● **Task directions**
Repeat the whole listing exactly.

--- START OF Provided material ---

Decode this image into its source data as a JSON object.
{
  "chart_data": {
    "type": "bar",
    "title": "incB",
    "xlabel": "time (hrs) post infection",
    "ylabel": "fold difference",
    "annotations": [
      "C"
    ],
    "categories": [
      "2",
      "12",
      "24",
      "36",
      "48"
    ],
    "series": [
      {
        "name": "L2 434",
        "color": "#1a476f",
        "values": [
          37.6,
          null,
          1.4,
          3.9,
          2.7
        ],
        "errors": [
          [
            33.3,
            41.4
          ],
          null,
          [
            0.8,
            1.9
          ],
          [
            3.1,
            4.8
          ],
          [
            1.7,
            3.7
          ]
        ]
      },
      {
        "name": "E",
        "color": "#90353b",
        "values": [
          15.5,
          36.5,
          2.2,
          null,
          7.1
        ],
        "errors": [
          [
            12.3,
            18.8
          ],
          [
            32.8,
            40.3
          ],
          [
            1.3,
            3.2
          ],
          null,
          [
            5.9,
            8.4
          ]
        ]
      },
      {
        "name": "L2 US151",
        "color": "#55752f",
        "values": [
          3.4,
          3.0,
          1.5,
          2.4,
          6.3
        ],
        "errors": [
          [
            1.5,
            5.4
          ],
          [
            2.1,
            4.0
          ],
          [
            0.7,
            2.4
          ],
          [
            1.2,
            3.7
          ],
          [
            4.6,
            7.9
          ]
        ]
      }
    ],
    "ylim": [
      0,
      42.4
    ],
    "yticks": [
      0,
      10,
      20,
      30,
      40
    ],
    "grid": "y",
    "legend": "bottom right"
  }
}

--- END OF Provided material ---

● **Problem solution**
Decode this image into its source data as a JSON object.
{
  "chart_data": {
    "type": "bar",
    "title": "incB",
    "xlabel": "time (hrs) post infection",
    "ylabel": "fold difference",
    "annotations": [
      "C"
    ],
    "categories": [
      "2",
      "12",
      "24",
      "36",
      "48"
    ],
    "series": [
      {
        "name": "L2 434",
        "color": "#1a476f",
        "values": [
          37.6,
          null,
          1.4,
          3.9,
          2.7
        ],
        "errors": [
          [
            33.3,
            41.4
          ],
          null,
          [
            0.8,
            1.9
          ],
          [
            3.1,
            4.8
          ],
          [
            1.7,
            3.7
          ]
        ]
      },
      {
        "name": "E",
        "color": "#90353b",
        "values": [
          15.5,
          36.5,
          2.2,
          null,
          7.1
        ],
        "errors": [
          [
            12.3,
            18.8
          ],
          [
            32.8,
            40.3
          ],
          [
            1.3,
            3.2
          ],
          null,
          [
            5.9,
            8.4
          ]
        ]
      },
      {
        "name": "L2 US151",
        "color": "#55752f",
        "values": [
          3.4,
          3.0,
          1.5,
          2.4,
          6.3
        ],
        "errors": [
          [
            1.5,
            5.4
          ],
          [
            2.1,
            4.0
          ],
          [
            0.7,
            2.4
          ],
          [
            1.2,
            3.7
          ],
          [
            4.6,
            7.9
          ]
        ]
      }
    ],
    "ylim": [
      0,
      42.4
    ],
    "yticks": [
      0,
      10,
      20,
      30,
      40
    ],
    "grid": "y",
    "legend": "bottom right"
  }
}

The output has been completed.